What the exercise asks: Transcribe every line of the rows below verbatim, keeping each character as it appears. Leave the pictures out of your copy.

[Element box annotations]
........

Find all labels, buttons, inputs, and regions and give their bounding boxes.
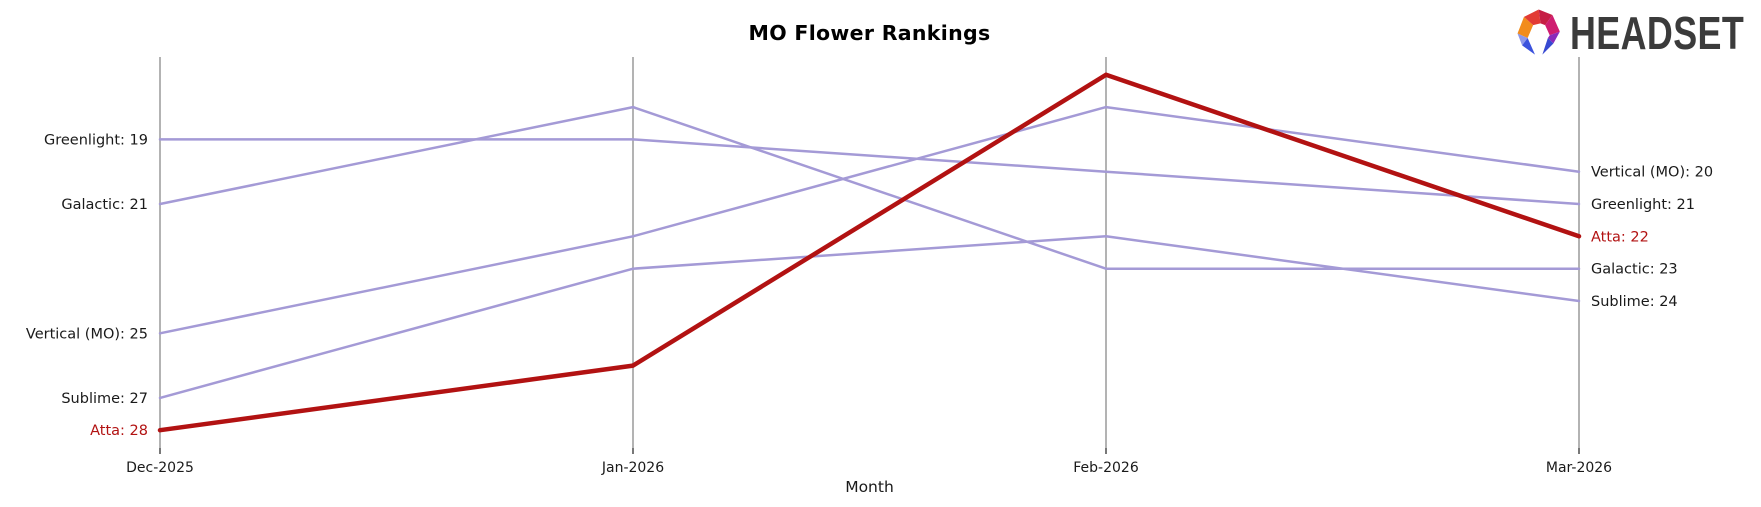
tick-label: Jan-2026 xyxy=(601,460,664,476)
series-line-vertical-mo- xyxy=(158,105,1581,335)
logo-facet-blue-left xyxy=(1522,38,1535,55)
start-label-vertical-mo-: Vertical (MO): 25 xyxy=(26,326,148,342)
tick-label: Mar-2026 xyxy=(1546,460,1612,476)
tick-label: Feb-2026 xyxy=(1073,460,1139,476)
series-line-atta xyxy=(157,72,1582,433)
logo-facet-periwinkle xyxy=(1517,33,1528,46)
logo-wordmark: HEADSET xyxy=(1570,8,1744,59)
logo-facet-blue-right xyxy=(1542,38,1554,55)
logo-facet-orange xyxy=(1517,16,1534,39)
logo-facet-magenta xyxy=(1545,15,1560,36)
headset-logo: HEADSET xyxy=(1517,8,1744,59)
end-label-vertical-mo-: Vertical (MO): 20 xyxy=(1591,165,1713,181)
start-label-galactic: Galactic: 21 xyxy=(61,197,148,213)
start-label-atta: Atta: 28 xyxy=(90,423,148,439)
start-label-sublime: Sublime: 27 xyxy=(61,391,148,407)
end-label-galactic: Galactic: 23 xyxy=(1591,262,1678,278)
end-label-atta: Atta: 22 xyxy=(1591,229,1649,245)
series-line-greenlight xyxy=(158,138,1581,206)
chart-title: MO Flower Rankings xyxy=(748,21,991,45)
end-label-greenlight: Greenlight: 21 xyxy=(1591,197,1695,213)
series-line-sublime xyxy=(158,235,1581,400)
logo-facet-violet xyxy=(1547,31,1560,44)
end-label-sublime: Sublime: 24 xyxy=(1591,294,1678,310)
logo-facet-crimson xyxy=(1538,9,1553,26)
series-line-galactic xyxy=(158,105,1581,270)
x-axis-title: Month xyxy=(845,478,894,496)
start-label-greenlight: Greenlight: 19 xyxy=(44,132,148,148)
headset-faceted-ring-icon xyxy=(1517,9,1560,55)
tick-label: Dec-2025 xyxy=(126,460,194,476)
logo-facet-red xyxy=(1523,9,1541,26)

........

Output below:
Find all labels, buttons, inputs, and regions and give their bounding boxes.
tick-label: Jan-2026 xyxy=(601,460,664,476)
series-line-vertical-mo- xyxy=(158,105,1581,335)
logo-facet-blue-left xyxy=(1522,38,1535,55)
start-label-vertical-mo-: Vertical (MO): 25 xyxy=(26,326,148,342)
tick-label: Mar-2026 xyxy=(1546,460,1612,476)
tick-label: Feb-2026 xyxy=(1073,460,1139,476)
series-line-atta xyxy=(157,72,1582,433)
logo-facet-periwinkle xyxy=(1517,33,1528,46)
logo-wordmark: HEADSET xyxy=(1570,8,1744,59)
logo-facet-blue-right xyxy=(1542,38,1554,55)
logo-facet-orange xyxy=(1517,16,1534,39)
logo-facet-magenta xyxy=(1545,15,1560,36)
headset-logo: HEADSET xyxy=(1517,8,1744,59)
end-label-vertical-mo-: Vertical (MO): 20 xyxy=(1591,165,1713,181)
start-label-galactic: Galactic: 21 xyxy=(61,197,148,213)
start-label-atta: Atta: 28 xyxy=(90,423,148,439)
start-label-sublime: Sublime: 27 xyxy=(61,391,148,407)
end-label-galactic: Galactic: 23 xyxy=(1591,262,1678,278)
end-label-atta: Atta: 22 xyxy=(1591,229,1649,245)
series-line-greenlight xyxy=(158,138,1581,206)
chart-title: MO Flower Rankings xyxy=(748,21,991,45)
end-label-greenlight: Greenlight: 21 xyxy=(1591,197,1695,213)
series-line-sublime xyxy=(158,235,1581,400)
logo-facet-violet xyxy=(1547,31,1560,44)
end-label-sublime: Sublime: 24 xyxy=(1591,294,1678,310)
logo-facet-crimson xyxy=(1538,9,1553,26)
series-line-galactic xyxy=(158,105,1581,270)
x-axis-title: Month xyxy=(845,478,894,496)
start-label-greenlight: Greenlight: 19 xyxy=(44,132,148,148)
headset-faceted-ring-icon xyxy=(1517,9,1560,55)
tick-label: Dec-2025 xyxy=(126,460,194,476)
logo-facet-red xyxy=(1523,9,1541,26)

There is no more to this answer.